* Task to carry out *
Pull out each line of the records holding the string "this".
-.-.-
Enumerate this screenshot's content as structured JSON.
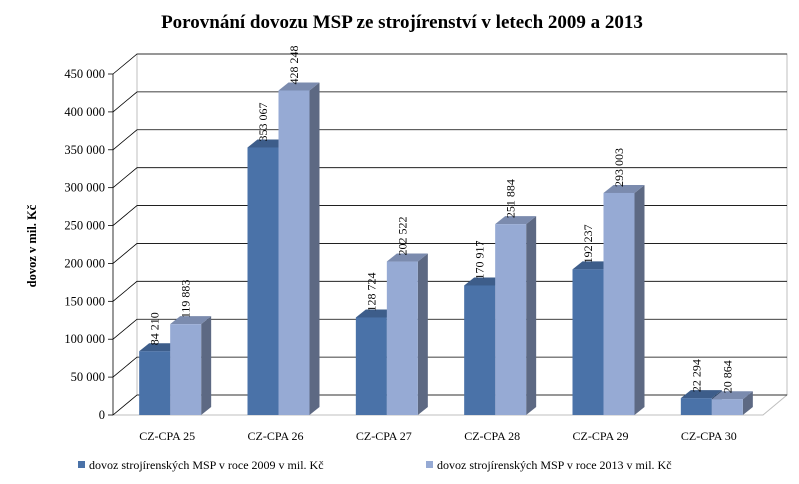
{
  "chart_data": {
    "type": "bar",
    "title": "Porovnání dovozu MSP ze strojírenství v letech 2009 a 2013",
    "ylabel": "dovoz  v mil. Kč",
    "xlabel": "",
    "categories": [
      "CZ-CPA 25",
      "CZ-CPA 26",
      "CZ-CPA 27",
      "CZ-CPA 28",
      "CZ-CPA 29",
      "CZ-CPA 30"
    ],
    "series": [
      {
        "name": "dovoz strojírenských MSP v roce 2009 v mil. Kč",
        "values": [
          84210,
          353067,
          128724,
          170917,
          192237,
          22294
        ],
        "labels": [
          "84 210",
          "353 067",
          "128 724",
          "170 917",
          "192 237",
          "22 294"
        ],
        "color": "#4A72A8"
      },
      {
        "name": "dovoz strojírenských MSP v roce 2013 v mil. Kč",
        "values": [
          119883,
          428248,
          202522,
          251884,
          293003,
          20864
        ],
        "labels": [
          "119 883",
          "428 248",
          "202 522",
          "251 884",
          "293 003",
          "20 864"
        ],
        "color": "#96AAD4"
      }
    ],
    "ylim": [
      0,
      450000
    ],
    "yticks": [
      0,
      50000,
      100000,
      150000,
      200000,
      250000,
      300000,
      350000,
      400000,
      450000
    ],
    "ytick_labels": [
      "0",
      "50 000",
      "100 000",
      "150 000",
      "200 000",
      "250 000",
      "300 000",
      "350 000",
      "400 000",
      "450 000"
    ],
    "grid": true,
    "legend_position": "bottom",
    "style": "3d-clustered-column"
  }
}
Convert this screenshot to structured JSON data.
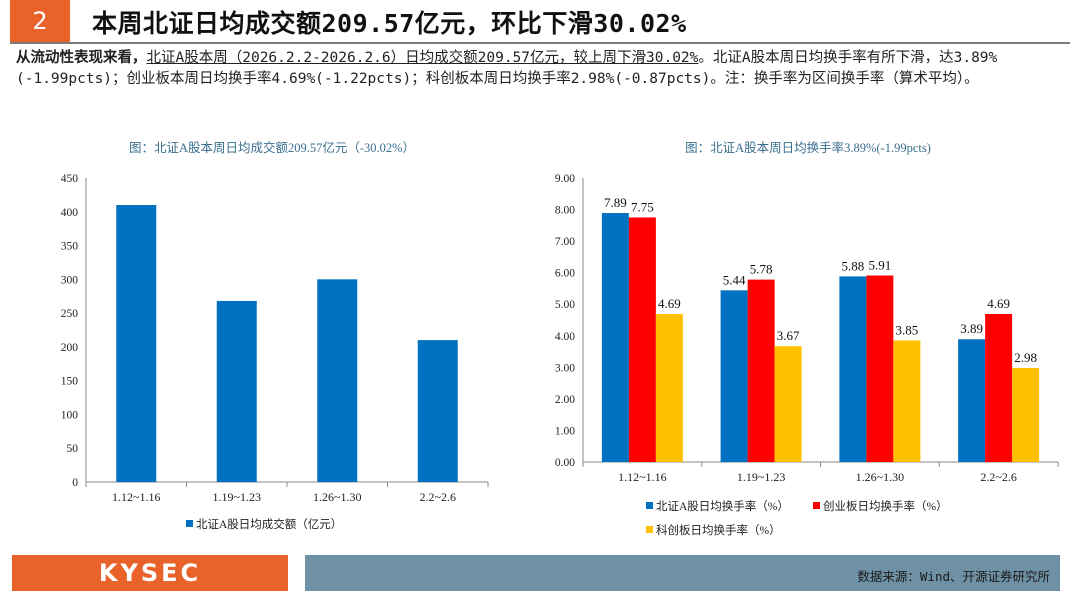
{
  "header": {
    "number": "2",
    "title": "本周北证日均成交额209.57亿元，环比下滑30.02%"
  },
  "summary": {
    "lead": "从流动性表现来看，",
    "underlined": "北证A股本周（2026.2.2-2026.2.6）日均成交额209.57亿元，较上周下滑30.02%",
    "rest": "。北证A股本周日均换手率有所下滑，达3.89%(-1.99pcts)；创业板本周日均换手率4.69%(-1.22pcts)；科创板本周日均换手率2.98%(-0.87pcts)。注：换手率为区间换手率（算术平均）。"
  },
  "colors": {
    "accent": "#e8622a",
    "blue": "#0070c0",
    "red": "#ff0000",
    "yellow": "#ffc000",
    "footer": "#6f91a5"
  },
  "chart_data": [
    {
      "type": "bar",
      "title": "图：北证A股本周日均成交额209.57亿元（-30.02%）",
      "categories": [
        "1.12~1.16",
        "1.19~1.23",
        "1.26~1.30",
        "2.2~2.6"
      ],
      "series": [
        {
          "name": "北证A股日均成交额（亿元）",
          "values": [
            410,
            268,
            300,
            210
          ]
        }
      ],
      "ylim": [
        0,
        450
      ],
      "yticks": [
        "0",
        "50",
        "100",
        "150",
        "200",
        "250",
        "300",
        "350",
        "400",
        "450"
      ],
      "legend": "bottom"
    },
    {
      "type": "bar",
      "title": "图：北证A股本周日均换手率3.89%(-1.99pcts)",
      "categories": [
        "1.12~1.16",
        "1.19~1.23",
        "1.26~1.30",
        "2.2~2.6"
      ],
      "series": [
        {
          "name": "北证A股日均换手率（%）",
          "values": [
            7.89,
            5.44,
            5.88,
            3.89
          ],
          "labels": [
            "7.89",
            "5.44",
            "5.88",
            "3.89"
          ]
        },
        {
          "name": "创业板日均换手率（%）",
          "values": [
            7.75,
            5.78,
            5.91,
            4.69
          ],
          "labels": [
            "7.75",
            "5.78",
            "5.91",
            "4.69"
          ]
        },
        {
          "name": "科创板日均换手率（%）",
          "values": [
            4.69,
            3.67,
            3.85,
            2.98
          ],
          "labels": [
            "4.69",
            "3.67",
            "3.85",
            "2.98"
          ]
        }
      ],
      "ylim": [
        0,
        9
      ],
      "yticks": [
        "0.00",
        "1.00",
        "2.00",
        "3.00",
        "4.00",
        "5.00",
        "6.00",
        "7.00",
        "8.00",
        "9.00"
      ],
      "legend": "bottom"
    }
  ],
  "footer": {
    "logo": "KYSEC",
    "source": "数据来源：Wind、开源证券研究所"
  }
}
-.-.-
* The output *
Enumerate this screenshot's content as structured JSON.
Convert this screenshot to structured JSON data.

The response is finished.